====== Data to use ======

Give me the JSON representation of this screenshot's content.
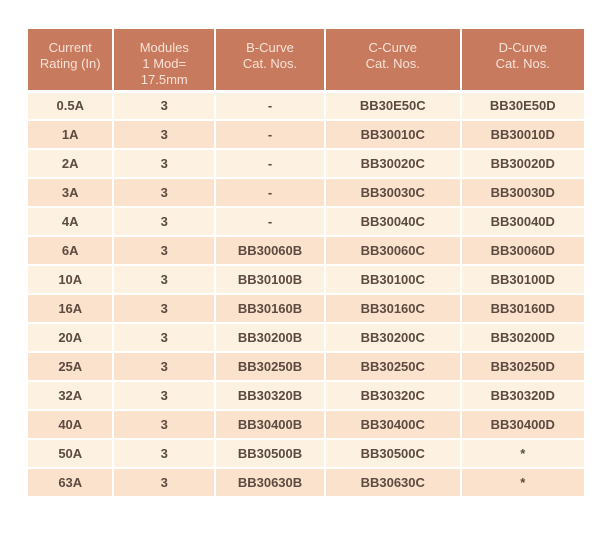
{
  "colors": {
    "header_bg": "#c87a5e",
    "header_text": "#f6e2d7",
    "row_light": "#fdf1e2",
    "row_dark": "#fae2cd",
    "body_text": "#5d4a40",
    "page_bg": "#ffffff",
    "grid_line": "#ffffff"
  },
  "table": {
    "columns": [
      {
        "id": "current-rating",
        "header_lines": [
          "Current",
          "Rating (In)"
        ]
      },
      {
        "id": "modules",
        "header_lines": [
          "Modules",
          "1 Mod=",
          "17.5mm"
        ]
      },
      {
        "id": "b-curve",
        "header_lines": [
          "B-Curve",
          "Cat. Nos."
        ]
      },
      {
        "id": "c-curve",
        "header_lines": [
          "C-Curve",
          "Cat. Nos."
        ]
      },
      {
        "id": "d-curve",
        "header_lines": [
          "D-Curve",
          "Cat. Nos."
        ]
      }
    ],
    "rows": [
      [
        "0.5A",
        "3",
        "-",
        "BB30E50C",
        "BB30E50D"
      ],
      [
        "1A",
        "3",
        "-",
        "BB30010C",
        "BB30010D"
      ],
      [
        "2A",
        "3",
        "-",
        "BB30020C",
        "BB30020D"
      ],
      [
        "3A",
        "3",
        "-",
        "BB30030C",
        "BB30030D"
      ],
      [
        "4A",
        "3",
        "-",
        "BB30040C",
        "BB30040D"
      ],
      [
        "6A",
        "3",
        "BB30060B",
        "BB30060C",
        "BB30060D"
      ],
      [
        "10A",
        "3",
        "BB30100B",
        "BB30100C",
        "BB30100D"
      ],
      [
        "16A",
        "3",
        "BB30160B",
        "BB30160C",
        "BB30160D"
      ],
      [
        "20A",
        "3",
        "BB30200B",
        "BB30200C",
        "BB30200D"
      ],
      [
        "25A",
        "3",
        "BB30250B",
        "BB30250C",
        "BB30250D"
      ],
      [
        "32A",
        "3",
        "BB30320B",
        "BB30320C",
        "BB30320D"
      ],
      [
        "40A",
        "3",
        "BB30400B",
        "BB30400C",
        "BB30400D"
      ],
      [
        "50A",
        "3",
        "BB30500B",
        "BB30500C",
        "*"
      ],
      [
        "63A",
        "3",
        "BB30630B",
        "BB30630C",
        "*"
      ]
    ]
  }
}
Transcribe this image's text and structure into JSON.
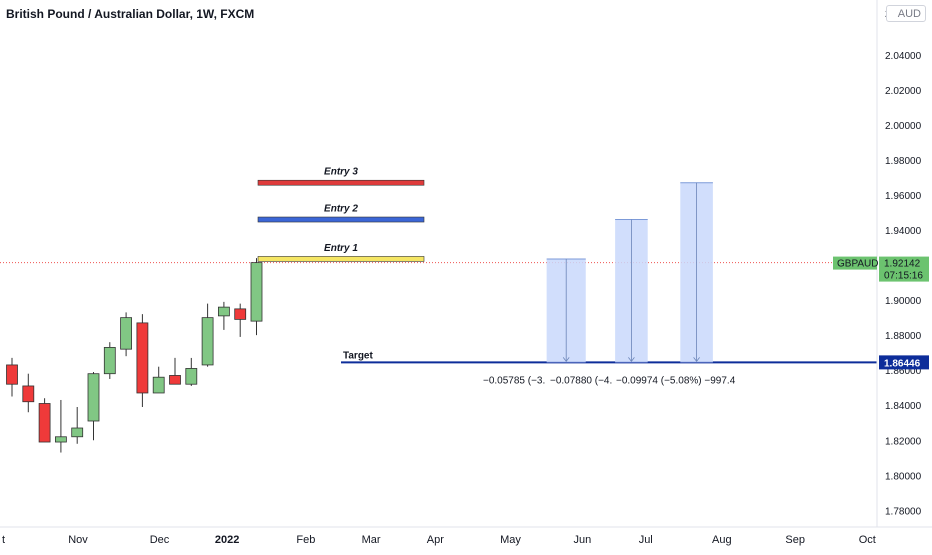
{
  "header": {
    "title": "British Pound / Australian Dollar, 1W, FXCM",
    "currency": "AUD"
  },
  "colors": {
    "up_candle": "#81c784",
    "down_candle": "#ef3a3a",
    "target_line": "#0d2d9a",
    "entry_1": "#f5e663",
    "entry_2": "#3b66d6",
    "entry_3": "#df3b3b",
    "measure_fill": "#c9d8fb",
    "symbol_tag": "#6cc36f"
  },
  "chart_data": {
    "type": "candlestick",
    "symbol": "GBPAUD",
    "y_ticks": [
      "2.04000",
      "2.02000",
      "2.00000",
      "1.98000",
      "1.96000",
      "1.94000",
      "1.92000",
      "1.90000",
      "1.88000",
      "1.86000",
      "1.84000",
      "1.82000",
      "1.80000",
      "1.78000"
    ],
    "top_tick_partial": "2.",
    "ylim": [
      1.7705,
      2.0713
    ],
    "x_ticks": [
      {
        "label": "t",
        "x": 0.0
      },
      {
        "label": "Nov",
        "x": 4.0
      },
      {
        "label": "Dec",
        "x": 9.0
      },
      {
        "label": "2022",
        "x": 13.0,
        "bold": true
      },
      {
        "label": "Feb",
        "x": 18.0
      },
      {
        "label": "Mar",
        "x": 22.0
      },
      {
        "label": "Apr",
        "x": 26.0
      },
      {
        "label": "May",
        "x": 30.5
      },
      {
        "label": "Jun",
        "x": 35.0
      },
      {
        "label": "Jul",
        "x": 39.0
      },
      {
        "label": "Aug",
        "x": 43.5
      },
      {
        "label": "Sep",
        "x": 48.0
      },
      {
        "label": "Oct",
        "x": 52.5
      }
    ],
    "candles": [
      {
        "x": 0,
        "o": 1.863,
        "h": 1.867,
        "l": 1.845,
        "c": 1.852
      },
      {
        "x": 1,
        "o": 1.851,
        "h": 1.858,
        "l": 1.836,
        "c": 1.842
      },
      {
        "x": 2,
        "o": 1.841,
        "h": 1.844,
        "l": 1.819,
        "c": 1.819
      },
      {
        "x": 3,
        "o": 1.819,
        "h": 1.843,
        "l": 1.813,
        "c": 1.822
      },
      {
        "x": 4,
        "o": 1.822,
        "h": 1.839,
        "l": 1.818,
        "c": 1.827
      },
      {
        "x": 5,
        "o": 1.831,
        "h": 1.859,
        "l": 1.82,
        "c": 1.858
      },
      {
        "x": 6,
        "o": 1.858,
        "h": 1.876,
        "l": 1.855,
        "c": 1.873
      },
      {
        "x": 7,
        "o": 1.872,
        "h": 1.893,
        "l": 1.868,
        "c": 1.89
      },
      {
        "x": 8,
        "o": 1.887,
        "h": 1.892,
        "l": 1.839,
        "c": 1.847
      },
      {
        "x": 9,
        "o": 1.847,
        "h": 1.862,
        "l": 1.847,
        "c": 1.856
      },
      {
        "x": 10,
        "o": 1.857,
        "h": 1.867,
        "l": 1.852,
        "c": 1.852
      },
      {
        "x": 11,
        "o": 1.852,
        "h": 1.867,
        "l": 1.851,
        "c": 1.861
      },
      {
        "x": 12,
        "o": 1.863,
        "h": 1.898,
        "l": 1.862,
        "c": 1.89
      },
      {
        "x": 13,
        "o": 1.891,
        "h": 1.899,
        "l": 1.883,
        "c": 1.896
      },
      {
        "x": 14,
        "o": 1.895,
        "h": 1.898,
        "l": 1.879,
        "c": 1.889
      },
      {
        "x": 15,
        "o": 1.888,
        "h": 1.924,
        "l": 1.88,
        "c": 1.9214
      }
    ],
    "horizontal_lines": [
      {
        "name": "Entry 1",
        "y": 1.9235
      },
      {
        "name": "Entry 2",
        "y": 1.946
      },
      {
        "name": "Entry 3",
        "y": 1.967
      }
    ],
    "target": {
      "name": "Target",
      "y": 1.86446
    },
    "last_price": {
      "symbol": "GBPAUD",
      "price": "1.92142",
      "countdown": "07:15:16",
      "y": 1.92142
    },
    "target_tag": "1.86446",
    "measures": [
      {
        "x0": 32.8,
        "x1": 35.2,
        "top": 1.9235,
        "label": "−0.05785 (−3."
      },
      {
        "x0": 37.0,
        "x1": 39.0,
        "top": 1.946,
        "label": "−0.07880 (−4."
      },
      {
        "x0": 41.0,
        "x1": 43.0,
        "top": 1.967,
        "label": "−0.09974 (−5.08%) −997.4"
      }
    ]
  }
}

======

## What you are asked to do
Copy the listing exactly. Any image in it stays out of the copy.

## Solution
Give me the JSON representation of this screenshot's content.
{
  "colors": {
    "header_bg": "#c87a5e",
    "header_text": "#f6e2d7",
    "row_light": "#fdf1e2",
    "row_dark": "#fae2cd",
    "body_text": "#5d4a40",
    "page_bg": "#ffffff",
    "grid_line": "#ffffff"
  },
  "table": {
    "columns": [
      {
        "id": "current-rating",
        "header_lines": [
          "Current",
          "Rating (In)"
        ]
      },
      {
        "id": "modules",
        "header_lines": [
          "Modules",
          "1 Mod=",
          "17.5mm"
        ]
      },
      {
        "id": "b-curve",
        "header_lines": [
          "B-Curve",
          "Cat. Nos."
        ]
      },
      {
        "id": "c-curve",
        "header_lines": [
          "C-Curve",
          "Cat. Nos."
        ]
      },
      {
        "id": "d-curve",
        "header_lines": [
          "D-Curve",
          "Cat. Nos."
        ]
      }
    ],
    "rows": [
      [
        "0.5A",
        "3",
        "-",
        "BB30E50C",
        "BB30E50D"
      ],
      [
        "1A",
        "3",
        "-",
        "BB30010C",
        "BB30010D"
      ],
      [
        "2A",
        "3",
        "-",
        "BB30020C",
        "BB30020D"
      ],
      [
        "3A",
        "3",
        "-",
        "BB30030C",
        "BB30030D"
      ],
      [
        "4A",
        "3",
        "-",
        "BB30040C",
        "BB30040D"
      ],
      [
        "6A",
        "3",
        "BB30060B",
        "BB30060C",
        "BB30060D"
      ],
      [
        "10A",
        "3",
        "BB30100B",
        "BB30100C",
        "BB30100D"
      ],
      [
        "16A",
        "3",
        "BB30160B",
        "BB30160C",
        "BB30160D"
      ],
      [
        "20A",
        "3",
        "BB30200B",
        "BB30200C",
        "BB30200D"
      ],
      [
        "25A",
        "3",
        "BB30250B",
        "BB30250C",
        "BB30250D"
      ],
      [
        "32A",
        "3",
        "BB30320B",
        "BB30320C",
        "BB30320D"
      ],
      [
        "40A",
        "3",
        "BB30400B",
        "BB30400C",
        "BB30400D"
      ],
      [
        "50A",
        "3",
        "BB30500B",
        "BB30500C",
        "*"
      ],
      [
        "63A",
        "3",
        "BB30630B",
        "BB30630C",
        "*"
      ]
    ]
  }
}
Transcribe this image's text and structure into JSON.
{
  "header": {
    "title": "British Pound / Australian Dollar, 1W, FXCM",
    "currency": "AUD"
  },
  "colors": {
    "up_candle": "#81c784",
    "down_candle": "#ef3a3a",
    "target_line": "#0d2d9a",
    "entry_1": "#f5e663",
    "entry_2": "#3b66d6",
    "entry_3": "#df3b3b",
    "measure_fill": "#c9d8fb",
    "symbol_tag": "#6cc36f"
  },
  "chart_data": {
    "type": "candlestick",
    "symbol": "GBPAUD",
    "y_ticks": [
      "2.04000",
      "2.02000",
      "2.00000",
      "1.98000",
      "1.96000",
      "1.94000",
      "1.92000",
      "1.90000",
      "1.88000",
      "1.86000",
      "1.84000",
      "1.82000",
      "1.80000",
      "1.78000"
    ],
    "top_tick_partial": "2.",
    "ylim": [
      1.7705,
      2.0713
    ],
    "x_ticks": [
      {
        "label": "t",
        "x": 0.0
      },
      {
        "label": "Nov",
        "x": 4.0
      },
      {
        "label": "Dec",
        "x": 9.0
      },
      {
        "label": "2022",
        "x": 13.0,
        "bold": true
      },
      {
        "label": "Feb",
        "x": 18.0
      },
      {
        "label": "Mar",
        "x": 22.0
      },
      {
        "label": "Apr",
        "x": 26.0
      },
      {
        "label": "May",
        "x": 30.5
      },
      {
        "label": "Jun",
        "x": 35.0
      },
      {
        "label": "Jul",
        "x": 39.0
      },
      {
        "label": "Aug",
        "x": 43.5
      },
      {
        "label": "Sep",
        "x": 48.0
      },
      {
        "label": "Oct",
        "x": 52.5
      }
    ],
    "candles": [
      {
        "x": 0,
        "o": 1.863,
        "h": 1.867,
        "l": 1.845,
        "c": 1.852
      },
      {
        "x": 1,
        "o": 1.851,
        "h": 1.858,
        "l": 1.836,
        "c": 1.842
      },
      {
        "x": 2,
        "o": 1.841,
        "h": 1.844,
        "l": 1.819,
        "c": 1.819
      },
      {
        "x": 3,
        "o": 1.819,
        "h": 1.843,
        "l": 1.813,
        "c": 1.822
      },
      {
        "x": 4,
        "o": 1.822,
        "h": 1.839,
        "l": 1.818,
        "c": 1.827
      },
      {
        "x": 5,
        "o": 1.831,
        "h": 1.859,
        "l": 1.82,
        "c": 1.858
      },
      {
        "x": 6,
        "o": 1.858,
        "h": 1.876,
        "l": 1.855,
        "c": 1.873
      },
      {
        "x": 7,
        "o": 1.872,
        "h": 1.893,
        "l": 1.868,
        "c": 1.89
      },
      {
        "x": 8,
        "o": 1.887,
        "h": 1.892,
        "l": 1.839,
        "c": 1.847
      },
      {
        "x": 9,
        "o": 1.847,
        "h": 1.862,
        "l": 1.847,
        "c": 1.856
      },
      {
        "x": 10,
        "o": 1.857,
        "h": 1.867,
        "l": 1.852,
        "c": 1.852
      },
      {
        "x": 11,
        "o": 1.852,
        "h": 1.867,
        "l": 1.851,
        "c": 1.861
      },
      {
        "x": 12,
        "o": 1.863,
        "h": 1.898,
        "l": 1.862,
        "c": 1.89
      },
      {
        "x": 13,
        "o": 1.891,
        "h": 1.899,
        "l": 1.883,
        "c": 1.896
      },
      {
        "x": 14,
        "o": 1.895,
        "h": 1.898,
        "l": 1.879,
        "c": 1.889
      },
      {
        "x": 15,
        "o": 1.888,
        "h": 1.924,
        "l": 1.88,
        "c": 1.9214
      }
    ],
    "horizontal_lines": [
      {
        "name": "Entry 1",
        "y": 1.9235
      },
      {
        "name": "Entry 2",
        "y": 1.946
      },
      {
        "name": "Entry 3",
        "y": 1.967
      }
    ],
    "target": {
      "name": "Target",
      "y": 1.86446
    },
    "last_price": {
      "symbol": "GBPAUD",
      "price": "1.92142",
      "countdown": "07:15:16",
      "y": 1.92142
    },
    "target_tag": "1.86446",
    "measures": [
      {
        "x0": 32.8,
        "x1": 35.2,
        "top": 1.9235,
        "label": "−0.05785 (−3."
      },
      {
        "x0": 37.0,
        "x1": 39.0,
        "top": 1.946,
        "label": "−0.07880 (−4."
      },
      {
        "x0": 41.0,
        "x1": 43.0,
        "top": 1.967,
        "label": "−0.09974 (−5.08%) −997.4"
      }
    ]
  }
}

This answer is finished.